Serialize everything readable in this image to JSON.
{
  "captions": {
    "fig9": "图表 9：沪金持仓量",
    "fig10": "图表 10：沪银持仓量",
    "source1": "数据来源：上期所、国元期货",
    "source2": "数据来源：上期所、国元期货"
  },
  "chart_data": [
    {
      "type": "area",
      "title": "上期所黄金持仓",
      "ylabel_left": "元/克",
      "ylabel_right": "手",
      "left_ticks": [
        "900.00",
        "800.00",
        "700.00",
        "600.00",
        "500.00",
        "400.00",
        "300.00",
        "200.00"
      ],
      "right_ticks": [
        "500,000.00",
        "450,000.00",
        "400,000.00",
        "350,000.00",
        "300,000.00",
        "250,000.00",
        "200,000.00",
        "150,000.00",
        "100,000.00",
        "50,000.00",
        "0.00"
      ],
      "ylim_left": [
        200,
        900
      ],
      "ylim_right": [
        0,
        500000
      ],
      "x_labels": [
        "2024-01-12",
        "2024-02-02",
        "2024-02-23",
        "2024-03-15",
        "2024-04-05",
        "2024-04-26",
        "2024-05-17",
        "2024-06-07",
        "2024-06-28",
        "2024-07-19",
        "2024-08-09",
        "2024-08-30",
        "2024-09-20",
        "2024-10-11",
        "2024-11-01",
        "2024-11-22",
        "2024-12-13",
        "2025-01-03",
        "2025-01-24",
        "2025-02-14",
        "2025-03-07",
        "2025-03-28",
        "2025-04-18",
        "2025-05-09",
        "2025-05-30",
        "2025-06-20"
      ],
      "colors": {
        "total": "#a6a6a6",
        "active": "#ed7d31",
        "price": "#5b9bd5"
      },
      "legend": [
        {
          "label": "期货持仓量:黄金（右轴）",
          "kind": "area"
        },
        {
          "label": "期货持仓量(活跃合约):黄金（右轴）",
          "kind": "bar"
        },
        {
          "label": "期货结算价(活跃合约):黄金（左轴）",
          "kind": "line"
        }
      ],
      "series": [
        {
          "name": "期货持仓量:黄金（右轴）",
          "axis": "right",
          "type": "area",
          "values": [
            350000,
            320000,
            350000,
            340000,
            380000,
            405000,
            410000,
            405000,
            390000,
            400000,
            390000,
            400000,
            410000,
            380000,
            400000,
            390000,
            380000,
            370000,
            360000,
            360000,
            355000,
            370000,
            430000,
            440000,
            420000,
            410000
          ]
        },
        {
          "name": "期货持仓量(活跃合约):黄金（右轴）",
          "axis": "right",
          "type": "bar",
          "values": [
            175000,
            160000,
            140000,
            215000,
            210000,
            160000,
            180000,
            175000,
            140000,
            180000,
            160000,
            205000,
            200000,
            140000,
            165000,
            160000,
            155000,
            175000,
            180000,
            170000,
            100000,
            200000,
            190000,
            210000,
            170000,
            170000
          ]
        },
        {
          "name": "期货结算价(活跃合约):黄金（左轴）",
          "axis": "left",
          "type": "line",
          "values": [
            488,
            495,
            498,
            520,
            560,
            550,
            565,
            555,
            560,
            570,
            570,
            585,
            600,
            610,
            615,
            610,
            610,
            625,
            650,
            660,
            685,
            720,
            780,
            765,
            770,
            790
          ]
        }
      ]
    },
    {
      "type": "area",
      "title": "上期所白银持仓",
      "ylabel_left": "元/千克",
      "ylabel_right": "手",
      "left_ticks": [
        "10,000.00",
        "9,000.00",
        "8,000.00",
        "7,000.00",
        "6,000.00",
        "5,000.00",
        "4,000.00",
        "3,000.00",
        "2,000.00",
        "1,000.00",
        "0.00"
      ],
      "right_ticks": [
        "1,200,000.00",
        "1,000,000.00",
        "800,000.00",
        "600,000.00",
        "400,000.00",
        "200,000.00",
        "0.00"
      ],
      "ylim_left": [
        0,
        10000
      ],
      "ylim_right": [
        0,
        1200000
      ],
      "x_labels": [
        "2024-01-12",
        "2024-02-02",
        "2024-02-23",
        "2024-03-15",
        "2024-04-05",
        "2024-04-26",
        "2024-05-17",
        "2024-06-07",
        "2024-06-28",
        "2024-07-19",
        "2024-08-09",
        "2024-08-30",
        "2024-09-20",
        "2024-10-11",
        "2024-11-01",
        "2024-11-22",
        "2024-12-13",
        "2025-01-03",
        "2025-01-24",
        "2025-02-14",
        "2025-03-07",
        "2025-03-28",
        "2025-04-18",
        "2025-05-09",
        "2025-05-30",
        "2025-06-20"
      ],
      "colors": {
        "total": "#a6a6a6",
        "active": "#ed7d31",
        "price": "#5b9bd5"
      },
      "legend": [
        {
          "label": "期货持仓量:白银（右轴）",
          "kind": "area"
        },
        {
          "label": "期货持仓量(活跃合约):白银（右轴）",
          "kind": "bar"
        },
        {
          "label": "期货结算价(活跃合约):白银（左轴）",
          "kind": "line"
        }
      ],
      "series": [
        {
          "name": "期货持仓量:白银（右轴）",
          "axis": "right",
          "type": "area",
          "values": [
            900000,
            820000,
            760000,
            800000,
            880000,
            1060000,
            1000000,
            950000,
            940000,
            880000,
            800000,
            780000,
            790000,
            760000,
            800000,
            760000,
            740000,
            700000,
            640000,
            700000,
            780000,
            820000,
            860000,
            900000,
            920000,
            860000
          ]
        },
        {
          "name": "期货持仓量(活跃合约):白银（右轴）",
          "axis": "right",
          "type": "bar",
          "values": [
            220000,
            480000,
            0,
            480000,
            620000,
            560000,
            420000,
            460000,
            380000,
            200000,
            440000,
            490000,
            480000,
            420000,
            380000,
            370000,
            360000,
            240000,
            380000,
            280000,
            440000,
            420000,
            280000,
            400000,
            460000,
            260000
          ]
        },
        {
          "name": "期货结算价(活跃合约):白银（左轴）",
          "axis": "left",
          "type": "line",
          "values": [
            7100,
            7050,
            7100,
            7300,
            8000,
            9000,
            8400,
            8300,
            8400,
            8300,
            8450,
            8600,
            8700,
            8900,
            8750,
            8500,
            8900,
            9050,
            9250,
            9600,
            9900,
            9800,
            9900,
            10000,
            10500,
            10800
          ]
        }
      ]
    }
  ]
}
══════════
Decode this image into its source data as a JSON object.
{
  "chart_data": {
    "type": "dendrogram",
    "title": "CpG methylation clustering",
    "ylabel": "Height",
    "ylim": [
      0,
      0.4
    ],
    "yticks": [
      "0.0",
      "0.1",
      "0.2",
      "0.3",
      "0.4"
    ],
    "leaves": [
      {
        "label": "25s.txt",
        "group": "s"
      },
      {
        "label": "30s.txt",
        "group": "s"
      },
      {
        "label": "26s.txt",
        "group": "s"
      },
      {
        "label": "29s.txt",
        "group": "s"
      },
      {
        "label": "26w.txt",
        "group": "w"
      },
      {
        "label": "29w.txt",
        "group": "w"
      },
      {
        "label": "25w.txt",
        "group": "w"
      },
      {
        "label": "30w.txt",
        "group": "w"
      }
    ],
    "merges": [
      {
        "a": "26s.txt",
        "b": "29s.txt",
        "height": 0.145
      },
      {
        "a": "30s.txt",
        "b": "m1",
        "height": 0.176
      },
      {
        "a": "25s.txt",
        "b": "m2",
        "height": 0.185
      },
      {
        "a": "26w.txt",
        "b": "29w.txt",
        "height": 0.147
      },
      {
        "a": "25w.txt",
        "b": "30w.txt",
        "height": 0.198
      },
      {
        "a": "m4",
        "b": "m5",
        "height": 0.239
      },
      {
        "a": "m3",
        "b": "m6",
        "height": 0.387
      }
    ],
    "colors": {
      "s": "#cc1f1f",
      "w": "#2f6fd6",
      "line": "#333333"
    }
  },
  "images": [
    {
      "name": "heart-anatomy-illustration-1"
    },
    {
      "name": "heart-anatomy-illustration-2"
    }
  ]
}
══════════
**EXERCISE PROMPT**
Within the listing, how many lines hold the word "heart"? Only the number is to be given.

**OUTPUT BELOW**
2